▶ GIVEN RECORDS
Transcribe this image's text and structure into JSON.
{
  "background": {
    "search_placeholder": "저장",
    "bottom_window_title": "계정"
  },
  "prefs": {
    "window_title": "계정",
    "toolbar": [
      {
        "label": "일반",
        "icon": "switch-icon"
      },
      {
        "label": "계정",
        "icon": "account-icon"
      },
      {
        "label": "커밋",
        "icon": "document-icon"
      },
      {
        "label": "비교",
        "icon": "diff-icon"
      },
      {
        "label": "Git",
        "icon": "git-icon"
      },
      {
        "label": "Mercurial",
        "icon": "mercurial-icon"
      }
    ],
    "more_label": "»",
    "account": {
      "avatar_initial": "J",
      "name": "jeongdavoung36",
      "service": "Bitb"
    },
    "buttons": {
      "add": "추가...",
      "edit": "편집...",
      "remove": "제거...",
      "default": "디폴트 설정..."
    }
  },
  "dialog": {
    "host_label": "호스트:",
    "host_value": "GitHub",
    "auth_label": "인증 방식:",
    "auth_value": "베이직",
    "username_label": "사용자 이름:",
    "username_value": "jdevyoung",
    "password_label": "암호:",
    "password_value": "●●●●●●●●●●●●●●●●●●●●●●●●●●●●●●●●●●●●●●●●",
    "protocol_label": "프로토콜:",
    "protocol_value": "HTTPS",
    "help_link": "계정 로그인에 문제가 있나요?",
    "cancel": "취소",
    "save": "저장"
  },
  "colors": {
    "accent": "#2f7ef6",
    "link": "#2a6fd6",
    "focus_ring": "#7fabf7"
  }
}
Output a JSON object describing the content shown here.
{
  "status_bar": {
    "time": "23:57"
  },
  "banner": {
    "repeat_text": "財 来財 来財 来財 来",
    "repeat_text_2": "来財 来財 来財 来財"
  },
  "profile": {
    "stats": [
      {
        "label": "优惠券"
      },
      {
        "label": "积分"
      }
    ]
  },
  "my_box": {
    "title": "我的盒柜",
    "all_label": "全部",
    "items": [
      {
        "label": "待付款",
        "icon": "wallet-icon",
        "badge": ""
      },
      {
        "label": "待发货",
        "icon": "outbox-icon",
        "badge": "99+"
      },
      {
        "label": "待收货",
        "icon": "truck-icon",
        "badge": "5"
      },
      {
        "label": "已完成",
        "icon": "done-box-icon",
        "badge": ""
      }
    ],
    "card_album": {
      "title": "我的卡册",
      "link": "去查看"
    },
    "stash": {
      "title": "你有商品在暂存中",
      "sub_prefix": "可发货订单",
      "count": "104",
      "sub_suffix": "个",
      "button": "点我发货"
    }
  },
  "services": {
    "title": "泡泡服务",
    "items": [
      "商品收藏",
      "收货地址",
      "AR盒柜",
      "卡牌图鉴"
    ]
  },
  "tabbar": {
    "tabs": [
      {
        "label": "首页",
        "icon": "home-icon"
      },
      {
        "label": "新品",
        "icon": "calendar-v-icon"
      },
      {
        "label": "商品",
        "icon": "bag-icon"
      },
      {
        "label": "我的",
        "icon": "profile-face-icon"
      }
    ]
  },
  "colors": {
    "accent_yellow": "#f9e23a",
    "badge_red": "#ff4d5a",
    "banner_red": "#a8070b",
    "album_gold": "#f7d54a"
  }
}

▶ DIRECTIONS FOR THIS TASK
Give all the records again. Match them exactly.

▶ EXERCISE ANSWER
Transcribe this image's text and structure into JSON.
{
  "background": {
    "search_placeholder": "저장",
    "bottom_window_title": "계정"
  },
  "prefs": {
    "window_title": "계정",
    "toolbar": [
      {
        "label": "일반",
        "icon": "switch-icon"
      },
      {
        "label": "계정",
        "icon": "account-icon"
      },
      {
        "label": "커밋",
        "icon": "document-icon"
      },
      {
        "label": "비교",
        "icon": "diff-icon"
      },
      {
        "label": "Git",
        "icon": "git-icon"
      },
      {
        "label": "Mercurial",
        "icon": "mercurial-icon"
      }
    ],
    "more_label": "»",
    "account": {
      "avatar_initial": "J",
      "name": "jeongdavoung36",
      "service": "Bitb"
    },
    "buttons": {
      "add": "추가...",
      "edit": "편집...",
      "remove": "제거...",
      "default": "디폴트 설정..."
    }
  },
  "dialog": {
    "host_label": "호스트:",
    "host_value": "GitHub",
    "auth_label": "인증 방식:",
    "auth_value": "베이직",
    "username_label": "사용자 이름:",
    "username_value": "jdevyoung",
    "password_label": "암호:",
    "password_value": "●●●●●●●●●●●●●●●●●●●●●●●●●●●●●●●●●●●●●●●●",
    "protocol_label": "프로토콜:",
    "protocol_value": "HTTPS",
    "help_link": "계정 로그인에 문제가 있나요?",
    "cancel": "취소",
    "save": "저장"
  },
  "colors": {
    "accent": "#2f7ef6",
    "link": "#2a6fd6",
    "focus_ring": "#7fabf7"
  }
}
Output a JSON object describing the content shown here.
{
  "status_bar": {
    "time": "23:57"
  },
  "banner": {
    "repeat_text": "財 来財 来財 来財 来",
    "repeat_text_2": "来財 来財 来財 来財"
  },
  "profile": {
    "stats": [
      {
        "label": "优惠券"
      },
      {
        "label": "积分"
      }
    ]
  },
  "my_box": {
    "title": "我的盒柜",
    "all_label": "全部",
    "items": [
      {
        "label": "待付款",
        "icon": "wallet-icon",
        "badge": ""
      },
      {
        "label": "待发货",
        "icon": "outbox-icon",
        "badge": "99+"
      },
      {
        "label": "待收货",
        "icon": "truck-icon",
        "badge": "5"
      },
      {
        "label": "已完成",
        "icon": "done-box-icon",
        "badge": ""
      }
    ],
    "card_album": {
      "title": "我的卡册",
      "link": "去查看"
    },
    "stash": {
      "title": "你有商品在暂存中",
      "sub_prefix": "可发货订单",
      "count": "104",
      "sub_suffix": "个",
      "button": "点我发货"
    }
  },
  "services": {
    "title": "泡泡服务",
    "items": [
      "商品收藏",
      "收货地址",
      "AR盒柜",
      "卡牌图鉴"
    ]
  },
  "tabbar": {
    "tabs": [
      {
        "label": "首页",
        "icon": "home-icon"
      },
      {
        "label": "新品",
        "icon": "calendar-v-icon"
      },
      {
        "label": "商品",
        "icon": "bag-icon"
      },
      {
        "label": "我的",
        "icon": "profile-face-icon"
      }
    ]
  },
  "colors": {
    "accent_yellow": "#f9e23a",
    "badge_red": "#ff4d5a",
    "banner_red": "#a8070b",
    "album_gold": "#f7d54a"
  }
}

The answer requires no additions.